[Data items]
-=-=-=-=-
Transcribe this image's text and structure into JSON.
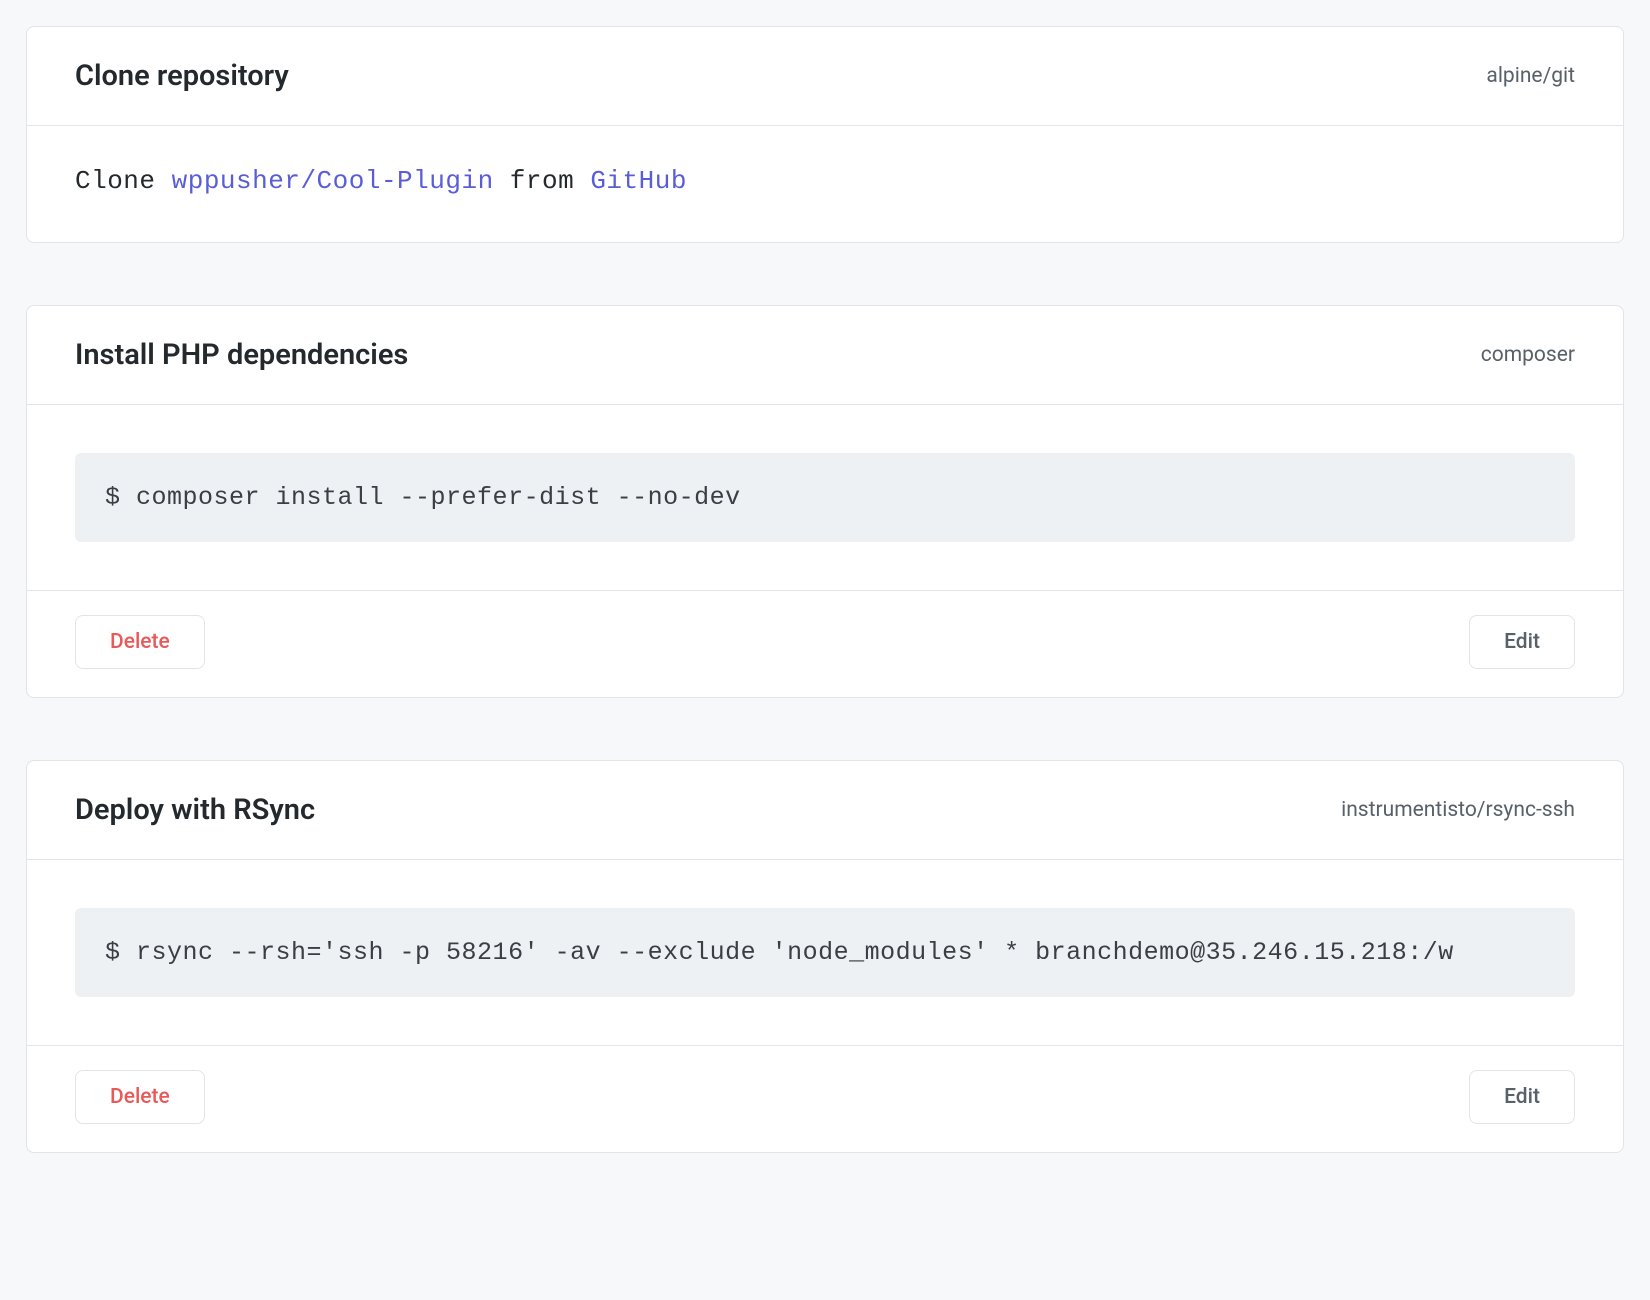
{
  "cards": [
    {
      "title": "Clone repository",
      "tag": "alpine/git",
      "clone_prefix": "Clone ",
      "clone_repo": "wppusher/Cool-Plugin",
      "clone_middle": " from ",
      "clone_source": "GitHub"
    },
    {
      "title": "Install PHP dependencies",
      "tag": "composer",
      "command": "$ composer install --prefer-dist --no-dev",
      "delete_label": "Delete",
      "edit_label": "Edit"
    },
    {
      "title": "Deploy with RSync",
      "tag": "instrumentisto/rsync-ssh",
      "command": "$ rsync --rsh='ssh -p 58216' -av --exclude 'node_modules' * branchdemo@35.246.15.218:/w",
      "delete_label": "Delete",
      "edit_label": "Edit"
    }
  ]
}
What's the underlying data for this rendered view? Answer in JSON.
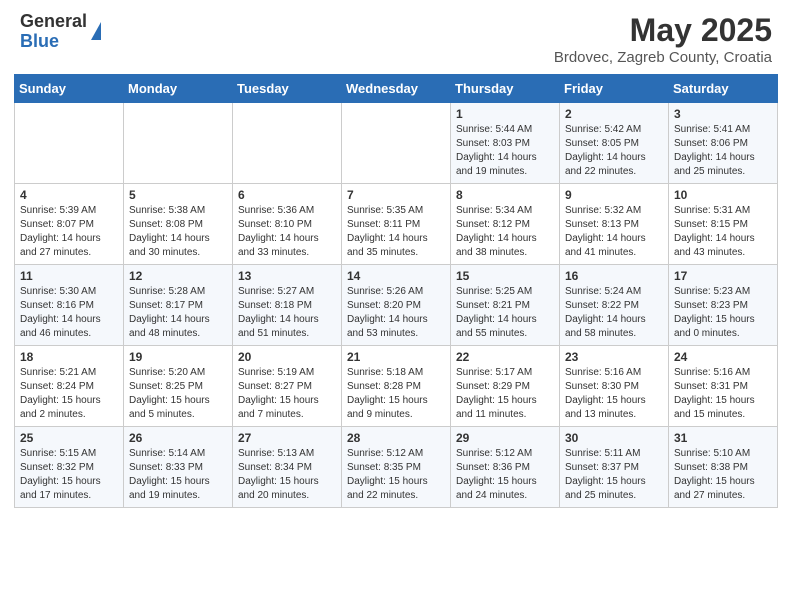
-=-=-=-=-
YOUR TASK: The data should be printed again unchanged; leave its pictures out.

ANSWER BELOW:
Transcribe this image's text and structure into JSON.
{
  "cards": [
    {
      "title": "Clone repository",
      "tag": "alpine/git",
      "clone_prefix": "Clone ",
      "clone_repo": "wppusher/Cool-Plugin",
      "clone_middle": " from ",
      "clone_source": "GitHub"
    },
    {
      "title": "Install PHP dependencies",
      "tag": "composer",
      "command": "$ composer install --prefer-dist --no-dev",
      "delete_label": "Delete",
      "edit_label": "Edit"
    },
    {
      "title": "Deploy with RSync",
      "tag": "instrumentisto/rsync-ssh",
      "command": "$ rsync --rsh='ssh -p 58216' -av --exclude 'node_modules' * branchdemo@35.246.15.218:/w",
      "delete_label": "Delete",
      "edit_label": "Edit"
    }
  ]
}
What's the underlying data for this rendered view? Answer in JSON.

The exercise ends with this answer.